Extracted entries
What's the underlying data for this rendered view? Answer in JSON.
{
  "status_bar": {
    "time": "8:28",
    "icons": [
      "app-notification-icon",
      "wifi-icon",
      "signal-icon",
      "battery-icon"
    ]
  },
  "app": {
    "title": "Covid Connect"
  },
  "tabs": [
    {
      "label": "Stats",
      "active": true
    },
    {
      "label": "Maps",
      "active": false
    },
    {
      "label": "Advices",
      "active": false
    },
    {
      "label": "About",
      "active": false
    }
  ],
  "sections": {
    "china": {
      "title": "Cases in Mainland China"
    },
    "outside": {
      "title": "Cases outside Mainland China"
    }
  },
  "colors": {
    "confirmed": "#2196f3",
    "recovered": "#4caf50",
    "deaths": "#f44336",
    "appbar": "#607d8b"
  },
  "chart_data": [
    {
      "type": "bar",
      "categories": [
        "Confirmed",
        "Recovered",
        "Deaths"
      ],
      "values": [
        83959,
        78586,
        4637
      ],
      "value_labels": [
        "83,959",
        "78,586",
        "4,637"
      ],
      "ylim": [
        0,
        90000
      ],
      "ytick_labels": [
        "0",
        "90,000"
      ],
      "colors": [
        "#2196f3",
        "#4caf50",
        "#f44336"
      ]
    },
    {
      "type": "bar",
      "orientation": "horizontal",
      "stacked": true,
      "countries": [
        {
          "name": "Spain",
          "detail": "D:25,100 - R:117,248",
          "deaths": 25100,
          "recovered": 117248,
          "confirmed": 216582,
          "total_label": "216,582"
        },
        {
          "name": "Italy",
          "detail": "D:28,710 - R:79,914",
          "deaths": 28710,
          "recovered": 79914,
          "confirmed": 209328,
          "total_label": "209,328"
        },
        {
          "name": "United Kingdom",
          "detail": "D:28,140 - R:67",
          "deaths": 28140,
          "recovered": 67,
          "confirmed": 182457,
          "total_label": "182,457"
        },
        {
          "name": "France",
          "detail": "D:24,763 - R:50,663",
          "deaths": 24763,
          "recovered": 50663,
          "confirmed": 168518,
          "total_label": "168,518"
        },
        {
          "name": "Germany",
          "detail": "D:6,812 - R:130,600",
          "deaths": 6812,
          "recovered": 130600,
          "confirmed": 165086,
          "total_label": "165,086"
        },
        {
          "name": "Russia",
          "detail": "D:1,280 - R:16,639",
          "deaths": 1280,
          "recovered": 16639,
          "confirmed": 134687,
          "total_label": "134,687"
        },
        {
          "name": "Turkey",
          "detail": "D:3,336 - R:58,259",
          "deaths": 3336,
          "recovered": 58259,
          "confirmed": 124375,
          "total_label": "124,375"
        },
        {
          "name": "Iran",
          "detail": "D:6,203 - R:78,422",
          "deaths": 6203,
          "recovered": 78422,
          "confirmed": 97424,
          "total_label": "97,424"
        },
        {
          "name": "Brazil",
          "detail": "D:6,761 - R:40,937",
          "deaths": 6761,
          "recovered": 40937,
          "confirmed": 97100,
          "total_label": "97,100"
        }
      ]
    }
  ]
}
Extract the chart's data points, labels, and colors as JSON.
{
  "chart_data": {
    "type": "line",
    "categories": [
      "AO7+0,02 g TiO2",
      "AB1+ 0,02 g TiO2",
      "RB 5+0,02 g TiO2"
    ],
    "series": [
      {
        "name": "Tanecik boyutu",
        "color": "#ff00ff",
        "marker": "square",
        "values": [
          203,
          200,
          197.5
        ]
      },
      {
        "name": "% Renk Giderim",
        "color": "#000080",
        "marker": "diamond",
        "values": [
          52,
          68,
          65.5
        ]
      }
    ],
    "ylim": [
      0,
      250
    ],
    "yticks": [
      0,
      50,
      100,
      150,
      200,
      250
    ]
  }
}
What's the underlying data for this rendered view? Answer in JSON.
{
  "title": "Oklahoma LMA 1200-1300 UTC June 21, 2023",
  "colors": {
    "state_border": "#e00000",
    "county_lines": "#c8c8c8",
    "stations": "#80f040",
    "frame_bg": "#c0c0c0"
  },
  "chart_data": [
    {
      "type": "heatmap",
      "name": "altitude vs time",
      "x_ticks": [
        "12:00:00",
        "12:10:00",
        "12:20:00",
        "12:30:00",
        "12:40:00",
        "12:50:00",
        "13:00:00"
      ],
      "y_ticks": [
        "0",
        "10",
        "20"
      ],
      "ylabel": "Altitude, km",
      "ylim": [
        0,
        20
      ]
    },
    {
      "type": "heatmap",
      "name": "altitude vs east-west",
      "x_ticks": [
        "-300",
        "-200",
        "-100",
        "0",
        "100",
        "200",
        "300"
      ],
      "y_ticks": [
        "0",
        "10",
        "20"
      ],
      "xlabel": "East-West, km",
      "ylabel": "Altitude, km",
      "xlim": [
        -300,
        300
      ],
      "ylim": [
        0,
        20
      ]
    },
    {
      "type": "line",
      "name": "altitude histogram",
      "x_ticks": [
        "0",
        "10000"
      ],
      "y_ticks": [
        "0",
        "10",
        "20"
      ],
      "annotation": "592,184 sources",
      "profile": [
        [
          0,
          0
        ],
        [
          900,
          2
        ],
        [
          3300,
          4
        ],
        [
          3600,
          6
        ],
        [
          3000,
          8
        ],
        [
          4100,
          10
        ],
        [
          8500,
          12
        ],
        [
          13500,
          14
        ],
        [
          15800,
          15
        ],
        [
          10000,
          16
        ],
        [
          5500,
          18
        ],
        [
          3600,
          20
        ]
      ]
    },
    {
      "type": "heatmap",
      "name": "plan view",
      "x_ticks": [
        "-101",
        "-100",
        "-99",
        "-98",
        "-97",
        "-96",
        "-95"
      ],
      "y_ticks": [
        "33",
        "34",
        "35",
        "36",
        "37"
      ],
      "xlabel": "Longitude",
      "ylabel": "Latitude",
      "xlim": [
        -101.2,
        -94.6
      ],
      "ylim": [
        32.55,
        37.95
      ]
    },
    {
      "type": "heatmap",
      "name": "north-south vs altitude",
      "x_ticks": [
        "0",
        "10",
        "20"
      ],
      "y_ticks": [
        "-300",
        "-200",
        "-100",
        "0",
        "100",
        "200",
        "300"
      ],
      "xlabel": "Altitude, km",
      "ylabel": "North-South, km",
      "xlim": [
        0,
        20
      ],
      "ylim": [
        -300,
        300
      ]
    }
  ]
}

Work required
Identify the lines in the entries that hold "detail" and return each one.

Completed task
          "detail": "D:25,100 - R:117,248",
          "detail": "D:28,710 - R:79,914",
          "detail": "D:28,140 - R:67",
          "detail": "D:24,763 - R:50,663",
          "detail": "D:6,812 - R:130,600",
          "detail": "D:1,280 - R:16,639",
          "detail": "D:3,336 - R:58,259",
          "detail": "D:6,203 - R:78,422",
          "detail": "D:6,761 - R:40,937",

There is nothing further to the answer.